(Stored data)
— Begin —
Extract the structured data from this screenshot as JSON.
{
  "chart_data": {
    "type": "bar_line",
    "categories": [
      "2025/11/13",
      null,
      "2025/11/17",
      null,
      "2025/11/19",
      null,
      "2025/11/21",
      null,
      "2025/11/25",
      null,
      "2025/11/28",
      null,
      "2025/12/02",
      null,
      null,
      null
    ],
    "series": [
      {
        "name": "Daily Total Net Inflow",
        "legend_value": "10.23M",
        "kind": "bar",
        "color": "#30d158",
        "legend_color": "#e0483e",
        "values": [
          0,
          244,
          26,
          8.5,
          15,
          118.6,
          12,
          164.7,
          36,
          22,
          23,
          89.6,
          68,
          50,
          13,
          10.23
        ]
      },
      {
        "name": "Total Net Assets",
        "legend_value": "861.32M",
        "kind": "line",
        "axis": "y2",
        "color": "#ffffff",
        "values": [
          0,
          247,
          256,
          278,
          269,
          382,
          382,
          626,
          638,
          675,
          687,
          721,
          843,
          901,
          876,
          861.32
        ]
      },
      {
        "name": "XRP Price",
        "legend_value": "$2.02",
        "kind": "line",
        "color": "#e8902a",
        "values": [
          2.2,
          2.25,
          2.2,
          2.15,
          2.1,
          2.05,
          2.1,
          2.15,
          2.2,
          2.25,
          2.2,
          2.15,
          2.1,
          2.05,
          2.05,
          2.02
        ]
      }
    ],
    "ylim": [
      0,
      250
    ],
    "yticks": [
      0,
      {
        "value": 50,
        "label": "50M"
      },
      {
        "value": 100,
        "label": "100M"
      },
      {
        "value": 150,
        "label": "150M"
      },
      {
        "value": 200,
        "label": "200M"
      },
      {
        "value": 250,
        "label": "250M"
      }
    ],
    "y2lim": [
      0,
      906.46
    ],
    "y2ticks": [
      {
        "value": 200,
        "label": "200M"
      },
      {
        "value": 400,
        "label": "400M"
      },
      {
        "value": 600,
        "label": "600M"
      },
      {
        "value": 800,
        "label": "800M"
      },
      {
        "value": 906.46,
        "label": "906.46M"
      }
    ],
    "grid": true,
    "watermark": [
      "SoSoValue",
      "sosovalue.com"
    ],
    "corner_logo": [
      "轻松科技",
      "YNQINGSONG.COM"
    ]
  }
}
— End —
» **What is being asked**
Write the listing out again, exactly as it reads.

» **Solution to this problem**
Extract the structured data from this screenshot as JSON.
{
  "chart_data": {
    "type": "bar_line",
    "categories": [
      "2025/11/13",
      null,
      "2025/11/17",
      null,
      "2025/11/19",
      null,
      "2025/11/21",
      null,
      "2025/11/25",
      null,
      "2025/11/28",
      null,
      "2025/12/02",
      null,
      null,
      null
    ],
    "series": [
      {
        "name": "Daily Total Net Inflow",
        "legend_value": "10.23M",
        "kind": "bar",
        "color": "#30d158",
        "legend_color": "#e0483e",
        "values": [
          0,
          244,
          26,
          8.5,
          15,
          118.6,
          12,
          164.7,
          36,
          22,
          23,
          89.6,
          68,
          50,
          13,
          10.23
        ]
      },
      {
        "name": "Total Net Assets",
        "legend_value": "861.32M",
        "kind": "line",
        "axis": "y2",
        "color": "#ffffff",
        "values": [
          0,
          247,
          256,
          278,
          269,
          382,
          382,
          626,
          638,
          675,
          687,
          721,
          843,
          901,
          876,
          861.32
        ]
      },
      {
        "name": "XRP Price",
        "legend_value": "$2.02",
        "kind": "line",
        "color": "#e8902a",
        "values": [
          2.2,
          2.25,
          2.2,
          2.15,
          2.1,
          2.05,
          2.1,
          2.15,
          2.2,
          2.25,
          2.2,
          2.15,
          2.1,
          2.05,
          2.05,
          2.02
        ]
      }
    ],
    "ylim": [
      0,
      250
    ],
    "yticks": [
      0,
      {
        "value": 50,
        "label": "50M"
      },
      {
        "value": 100,
        "label": "100M"
      },
      {
        "value": 150,
        "label": "150M"
      },
      {
        "value": 200,
        "label": "200M"
      },
      {
        "value": 250,
        "label": "250M"
      }
    ],
    "y2lim": [
      0,
      906.46
    ],
    "y2ticks": [
      {
        "value": 200,
        "label": "200M"
      },
      {
        "value": 400,
        "label": "400M"
      },
      {
        "value": 600,
        "label": "600M"
      },
      {
        "value": 800,
        "label": "800M"
      },
      {
        "value": 906.46,
        "label": "906.46M"
      }
    ],
    "grid": true,
    "watermark": [
      "SoSoValue",
      "sosovalue.com"
    ],
    "corner_logo": [
      "轻松科技",
      "YNQINGSONG.COM"
    ]
  }
}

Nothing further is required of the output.